>> start Supplied entries

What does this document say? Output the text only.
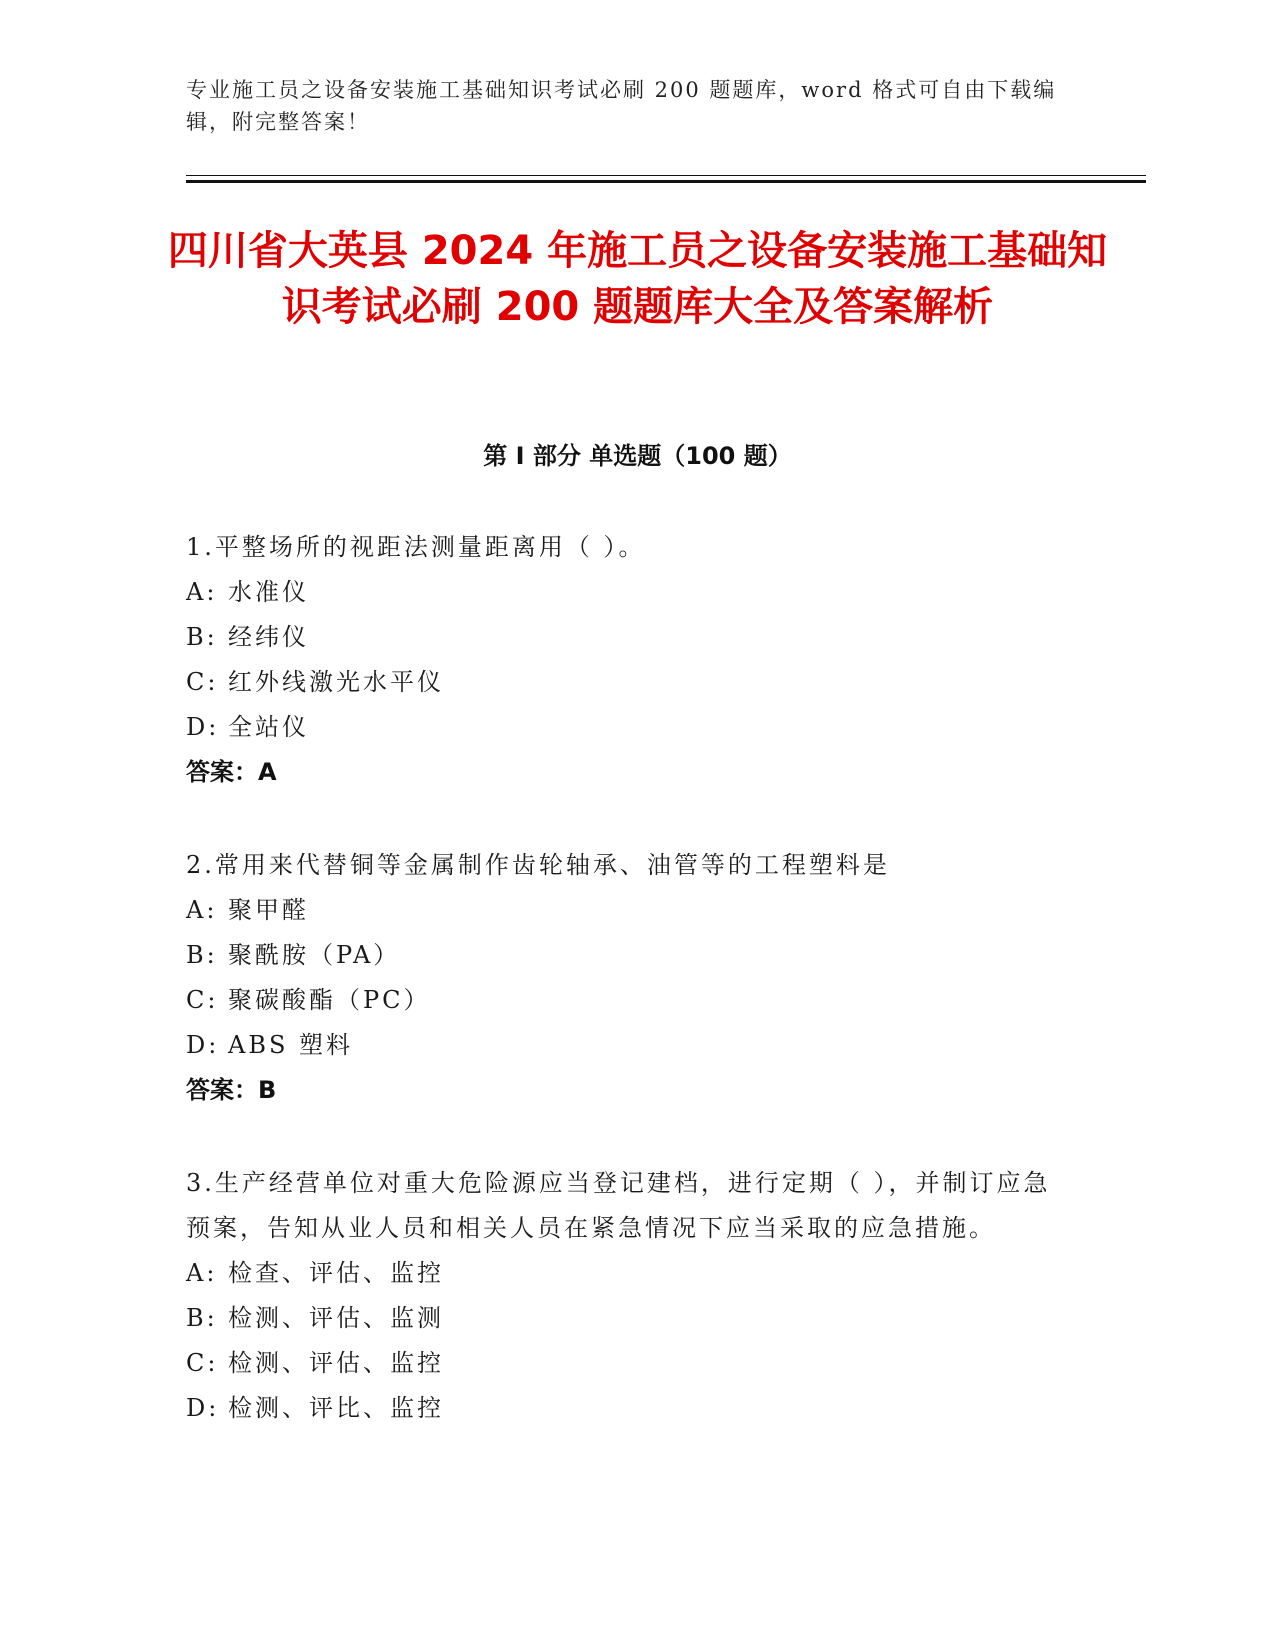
专业施工员之设备安装施工基础知识考试必刷 200 题题库，word 格式可自由下载编辑，附完整答案！
四川省大英县 2024 年施工员之设备安装施工基础知识考试必刷 200 题题库大全及答案解析
第 I 部分 单选题（100 题）
1.平整场所的视距法测量距离用（ ）。
A: 水准仪
B: 经纬仪
C: 红外线激光水平仪
D: 全站仪
答案：A
2.常用来代替铜等金属制作齿轮轴承、油管等的工程塑料是
A: 聚甲醛
B: 聚酰胺（PA）
C: 聚碳酸酯（PC）
D: ABS 塑料
答案：B
3.生产经营单位对重大危险源应当登记建档，进行定期（ ），并制订应急预案，告知从业人员和相关人员在紧急情况下应当采取的应急措施。
A: 检查、评估、监控
B: 检测、评估、监测
C: 检测、评估、监控
D: 检测、评比、监控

>> end Supplied entries

Aim: Output an exact copy of the material, with the pictures removed.

Final result:
What does this document say? Output the text only.
专业施工员之设备安装施工基础知识考试必刷 200 题题库，word 格式可自由下载编辑，附完整答案！
四川省大英县 2024 年施工员之设备安装施工基础知识考试必刷 200 题题库大全及答案解析
第 I 部分 单选题（100 题）
1.平整场所的视距法测量距离用（ ）。
A: 水准仪
B: 经纬仪
C: 红外线激光水平仪
D: 全站仪
答案：A
2.常用来代替铜等金属制作齿轮轴承、油管等的工程塑料是
A: 聚甲醛
B: 聚酰胺（PA）
C: 聚碳酸酯（PC）
D: ABS 塑料
答案：B
3.生产经营单位对重大危险源应当登记建档，进行定期（ ），并制订应急预案，告知从业人员和相关人员在紧急情况下应当采取的应急措施。
A: 检查、评估、监控
B: 检测、评估、监测
C: 检测、评估、监控
D: 检测、评比、监控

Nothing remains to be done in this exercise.